• EXERCISE PROMPT
From the entries below, copy every line that holds the word "себе".

(Data entries)
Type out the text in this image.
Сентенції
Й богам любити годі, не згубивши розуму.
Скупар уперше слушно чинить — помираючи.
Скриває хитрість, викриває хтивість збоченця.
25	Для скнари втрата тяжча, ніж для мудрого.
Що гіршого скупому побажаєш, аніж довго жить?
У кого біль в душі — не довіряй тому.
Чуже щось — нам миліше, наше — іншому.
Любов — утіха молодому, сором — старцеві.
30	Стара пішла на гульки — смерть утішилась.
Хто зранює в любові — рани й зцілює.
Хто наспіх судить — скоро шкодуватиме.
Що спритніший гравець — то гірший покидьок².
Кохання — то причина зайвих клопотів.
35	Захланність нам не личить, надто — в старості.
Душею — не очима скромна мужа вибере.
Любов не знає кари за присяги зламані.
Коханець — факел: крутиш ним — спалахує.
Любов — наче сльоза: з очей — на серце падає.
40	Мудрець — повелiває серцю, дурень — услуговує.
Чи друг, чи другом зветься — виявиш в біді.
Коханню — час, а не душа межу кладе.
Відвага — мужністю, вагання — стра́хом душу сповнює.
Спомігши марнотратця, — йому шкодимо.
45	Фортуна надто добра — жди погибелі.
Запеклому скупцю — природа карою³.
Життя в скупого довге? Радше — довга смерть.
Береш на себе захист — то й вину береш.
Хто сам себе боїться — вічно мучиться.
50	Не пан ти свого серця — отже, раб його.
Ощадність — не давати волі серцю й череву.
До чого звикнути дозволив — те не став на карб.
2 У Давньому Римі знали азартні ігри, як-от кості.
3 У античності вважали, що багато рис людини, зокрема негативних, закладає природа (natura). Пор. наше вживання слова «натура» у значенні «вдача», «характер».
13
* * *
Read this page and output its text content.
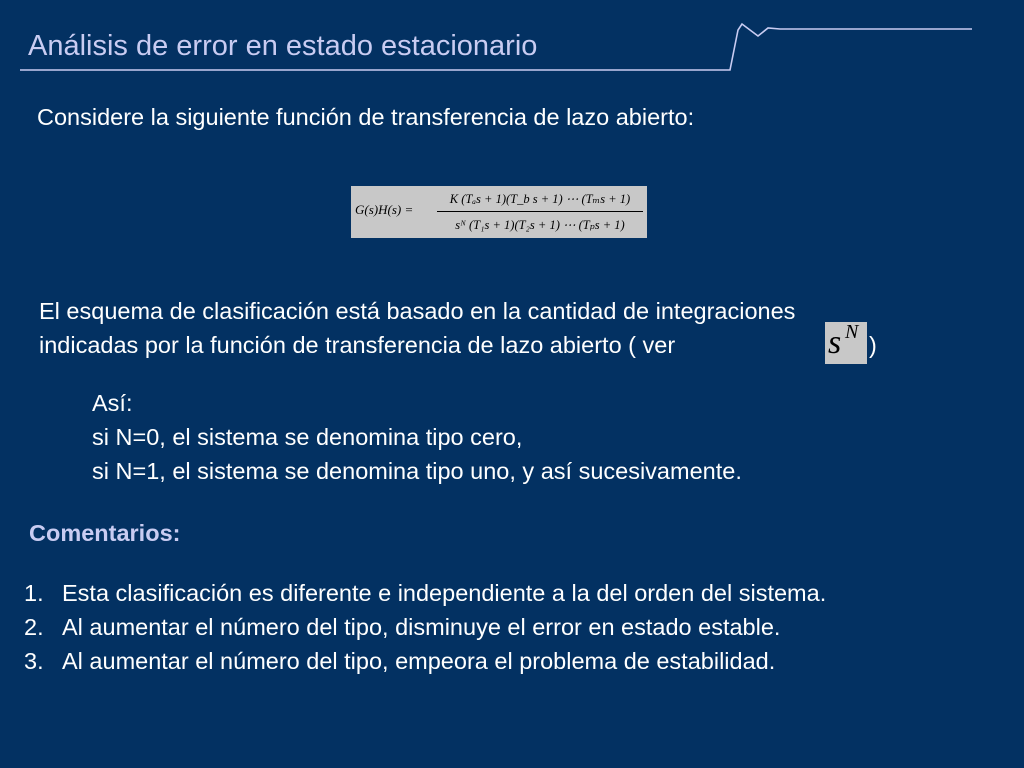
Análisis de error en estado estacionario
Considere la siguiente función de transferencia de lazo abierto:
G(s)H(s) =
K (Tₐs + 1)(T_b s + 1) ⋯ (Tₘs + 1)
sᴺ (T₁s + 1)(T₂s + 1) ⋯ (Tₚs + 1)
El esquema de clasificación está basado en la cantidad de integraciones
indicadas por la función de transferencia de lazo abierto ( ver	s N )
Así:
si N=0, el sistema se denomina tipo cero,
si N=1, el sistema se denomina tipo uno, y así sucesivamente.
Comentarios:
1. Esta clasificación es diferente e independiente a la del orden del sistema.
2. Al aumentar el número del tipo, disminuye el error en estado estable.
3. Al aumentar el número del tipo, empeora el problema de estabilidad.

• EXERCISE SOLUTION
Береш на себе захист — то й вину береш.
Хто сам себе боїться — вічно мучиться.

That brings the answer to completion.